● **Aangeleverde tekst**
━━━

We gaan verder met de beschrijving, die dr. L.D.Terlaak Poot geeft van Openbaring 12
vanaf vers 7 in zijn boek: "Spiegel van de Eindtijd."

12:7-12
De draak overwonnen


7. Het Kind weggevoerd naar God, de vrouw onder Gods hoede in de woestijn: daar
barstte een oorlog uit, die heel de hemel in beroering zette;
een strijd tussen twee legers, elk onder eigen aanvoerder.
Michaël, Israëls beschermengel, advocaat en helper aller vromen, strijder voor Gods
recht en koningschap tegen alle demonische machten, bond, samen met de
legerscharen der engelen, de strjd voor de vrouw aan tegen de draak, satan, nu
omringd door zijn engelenlegers uit de afgrond.
God Zelf, de Heilige en Verhevene, hield afstand en liet het gericht door Zijn
afgevaardigden aan satan voltrekken.

━━━

● **Ruwe gegevens**
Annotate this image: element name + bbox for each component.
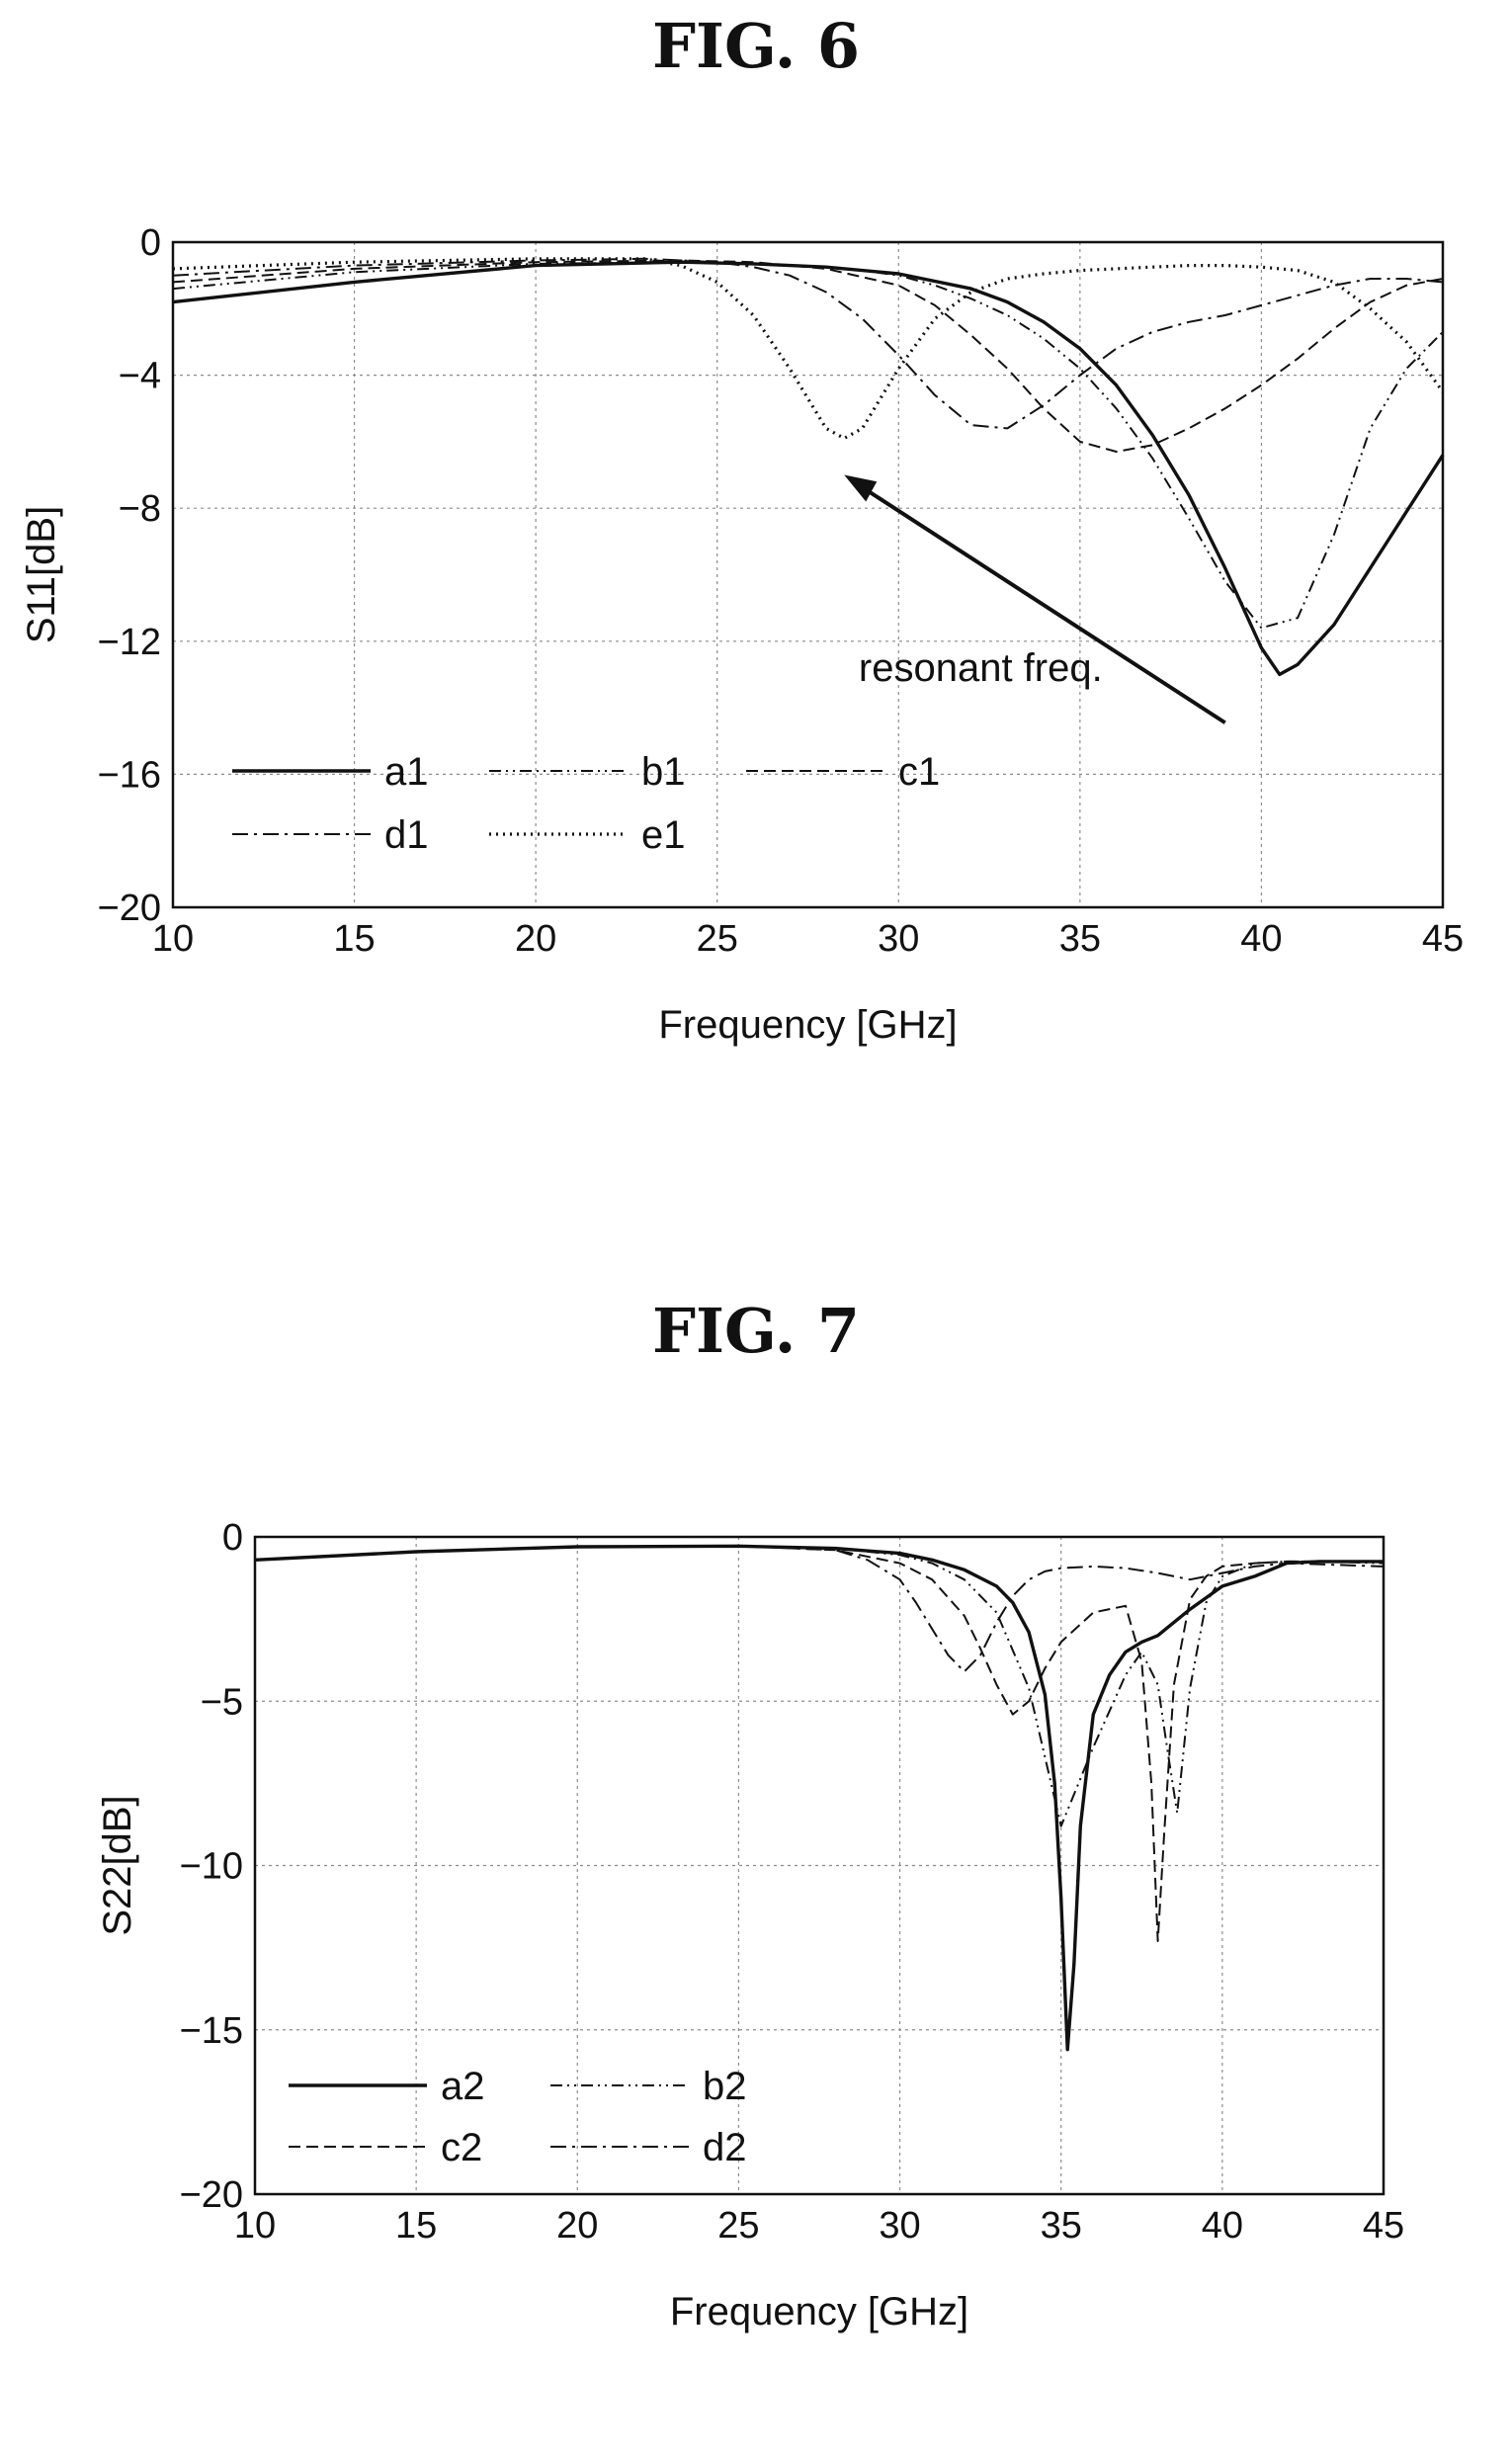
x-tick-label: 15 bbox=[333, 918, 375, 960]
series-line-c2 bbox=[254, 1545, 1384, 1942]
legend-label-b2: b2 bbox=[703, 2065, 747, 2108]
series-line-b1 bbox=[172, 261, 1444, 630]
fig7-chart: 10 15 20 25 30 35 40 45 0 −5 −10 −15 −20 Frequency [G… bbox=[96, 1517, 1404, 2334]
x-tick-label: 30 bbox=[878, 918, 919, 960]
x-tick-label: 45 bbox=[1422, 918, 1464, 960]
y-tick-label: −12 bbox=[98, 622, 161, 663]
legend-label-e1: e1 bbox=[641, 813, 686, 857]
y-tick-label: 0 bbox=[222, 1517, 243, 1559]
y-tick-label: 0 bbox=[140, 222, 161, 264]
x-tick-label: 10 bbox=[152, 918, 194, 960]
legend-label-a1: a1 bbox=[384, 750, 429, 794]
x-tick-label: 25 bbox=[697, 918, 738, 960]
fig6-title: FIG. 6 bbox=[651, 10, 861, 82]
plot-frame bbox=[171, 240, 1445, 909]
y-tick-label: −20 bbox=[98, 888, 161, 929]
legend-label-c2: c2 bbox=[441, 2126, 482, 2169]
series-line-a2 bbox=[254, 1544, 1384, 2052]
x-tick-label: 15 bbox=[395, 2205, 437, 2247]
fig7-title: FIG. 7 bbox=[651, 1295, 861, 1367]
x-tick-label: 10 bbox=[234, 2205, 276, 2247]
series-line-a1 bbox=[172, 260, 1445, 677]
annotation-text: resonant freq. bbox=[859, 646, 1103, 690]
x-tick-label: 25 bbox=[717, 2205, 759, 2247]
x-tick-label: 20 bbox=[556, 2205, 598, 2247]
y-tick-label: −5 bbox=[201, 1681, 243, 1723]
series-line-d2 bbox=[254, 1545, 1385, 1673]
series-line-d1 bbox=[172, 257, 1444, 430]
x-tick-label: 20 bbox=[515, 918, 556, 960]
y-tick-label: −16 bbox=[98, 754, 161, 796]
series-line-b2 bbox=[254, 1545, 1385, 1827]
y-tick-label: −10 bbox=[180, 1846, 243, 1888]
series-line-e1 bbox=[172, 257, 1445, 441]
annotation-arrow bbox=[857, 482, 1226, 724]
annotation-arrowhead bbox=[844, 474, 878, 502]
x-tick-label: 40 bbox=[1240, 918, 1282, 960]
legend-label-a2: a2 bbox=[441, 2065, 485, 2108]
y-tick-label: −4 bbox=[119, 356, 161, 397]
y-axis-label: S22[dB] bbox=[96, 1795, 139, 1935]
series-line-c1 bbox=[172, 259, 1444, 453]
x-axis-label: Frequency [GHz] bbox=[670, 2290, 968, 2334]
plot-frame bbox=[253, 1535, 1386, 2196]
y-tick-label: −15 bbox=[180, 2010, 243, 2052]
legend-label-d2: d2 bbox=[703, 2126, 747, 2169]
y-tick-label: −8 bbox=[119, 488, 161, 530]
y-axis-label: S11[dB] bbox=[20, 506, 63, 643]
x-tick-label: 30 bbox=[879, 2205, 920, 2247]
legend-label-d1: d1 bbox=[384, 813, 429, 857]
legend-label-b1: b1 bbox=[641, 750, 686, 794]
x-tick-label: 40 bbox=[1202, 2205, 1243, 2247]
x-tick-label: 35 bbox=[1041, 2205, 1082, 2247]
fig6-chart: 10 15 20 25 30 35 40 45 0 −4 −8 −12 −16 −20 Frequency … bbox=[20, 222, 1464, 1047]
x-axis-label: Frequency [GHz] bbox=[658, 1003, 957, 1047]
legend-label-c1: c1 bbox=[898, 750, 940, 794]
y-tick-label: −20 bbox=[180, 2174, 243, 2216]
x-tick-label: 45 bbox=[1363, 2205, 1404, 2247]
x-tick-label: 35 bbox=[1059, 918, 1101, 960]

━━━

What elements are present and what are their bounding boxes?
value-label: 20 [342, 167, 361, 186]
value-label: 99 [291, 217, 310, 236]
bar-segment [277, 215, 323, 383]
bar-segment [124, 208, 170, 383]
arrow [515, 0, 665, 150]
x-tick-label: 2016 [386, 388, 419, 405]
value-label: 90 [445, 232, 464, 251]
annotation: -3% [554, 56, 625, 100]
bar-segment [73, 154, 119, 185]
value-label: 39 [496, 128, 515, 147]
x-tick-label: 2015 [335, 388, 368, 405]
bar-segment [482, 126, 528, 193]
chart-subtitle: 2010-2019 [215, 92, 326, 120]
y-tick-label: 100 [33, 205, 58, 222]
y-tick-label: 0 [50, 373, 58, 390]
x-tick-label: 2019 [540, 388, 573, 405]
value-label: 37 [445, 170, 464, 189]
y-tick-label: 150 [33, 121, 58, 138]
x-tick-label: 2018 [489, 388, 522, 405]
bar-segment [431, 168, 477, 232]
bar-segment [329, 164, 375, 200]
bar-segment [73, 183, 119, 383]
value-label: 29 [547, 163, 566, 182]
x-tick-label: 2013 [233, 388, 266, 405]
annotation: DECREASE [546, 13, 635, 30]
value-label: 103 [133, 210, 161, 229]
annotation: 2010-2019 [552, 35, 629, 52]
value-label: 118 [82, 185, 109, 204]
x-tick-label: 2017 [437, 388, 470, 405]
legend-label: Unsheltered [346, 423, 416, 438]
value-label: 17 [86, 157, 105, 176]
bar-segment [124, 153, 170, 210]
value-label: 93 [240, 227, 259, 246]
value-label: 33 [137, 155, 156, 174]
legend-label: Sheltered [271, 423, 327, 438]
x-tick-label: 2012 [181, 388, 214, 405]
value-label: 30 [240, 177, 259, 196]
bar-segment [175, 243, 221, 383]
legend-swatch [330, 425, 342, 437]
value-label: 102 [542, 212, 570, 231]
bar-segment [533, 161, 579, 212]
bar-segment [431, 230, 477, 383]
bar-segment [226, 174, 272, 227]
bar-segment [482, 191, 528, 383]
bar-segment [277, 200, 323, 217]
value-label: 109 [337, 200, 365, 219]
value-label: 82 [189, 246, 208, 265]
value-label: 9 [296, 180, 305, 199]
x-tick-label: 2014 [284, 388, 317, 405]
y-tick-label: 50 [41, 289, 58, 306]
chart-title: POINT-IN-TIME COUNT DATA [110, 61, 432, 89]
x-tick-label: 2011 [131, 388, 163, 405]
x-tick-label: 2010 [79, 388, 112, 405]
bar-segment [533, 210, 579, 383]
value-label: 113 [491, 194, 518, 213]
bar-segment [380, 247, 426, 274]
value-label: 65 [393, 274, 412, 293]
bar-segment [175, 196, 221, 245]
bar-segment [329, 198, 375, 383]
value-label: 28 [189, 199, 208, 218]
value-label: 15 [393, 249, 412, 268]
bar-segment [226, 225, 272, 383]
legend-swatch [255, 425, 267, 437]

━━━

● **Gestelde opdracht 1**
Neem uit de tekst over Openbaring 12 letterlijk het deel over dat begint bij de woorden met "Michaël, Israëls beschermengel, advocaat" en eindigt met "aan satan voltrekken.".
● **Gestelde opdracht 2**
Wie bond volgens de tekst over Openbaring 12 samen met de legerscharen der engelen de strijd aan tegen de draak?

● **Antwoord 1**
Michaël, Israëls beschermengel, advocaat en helper aller vromen, strijder voor Gods
recht en koningschap tegen alle demonische machten, bond, samen met de
legerscharen der engelen, de strjd voor de vrouw aan tegen de draak, satan, nu
omringd door zijn engelenlegers uit de afgrond.
God Zelf, de Heilige en Verhevene, hield afstand en liet het gericht door Zijn
afgevaardigden aan satan voltrekken.

● **Antwoord 2**
Michaël, Israëls beschermengel.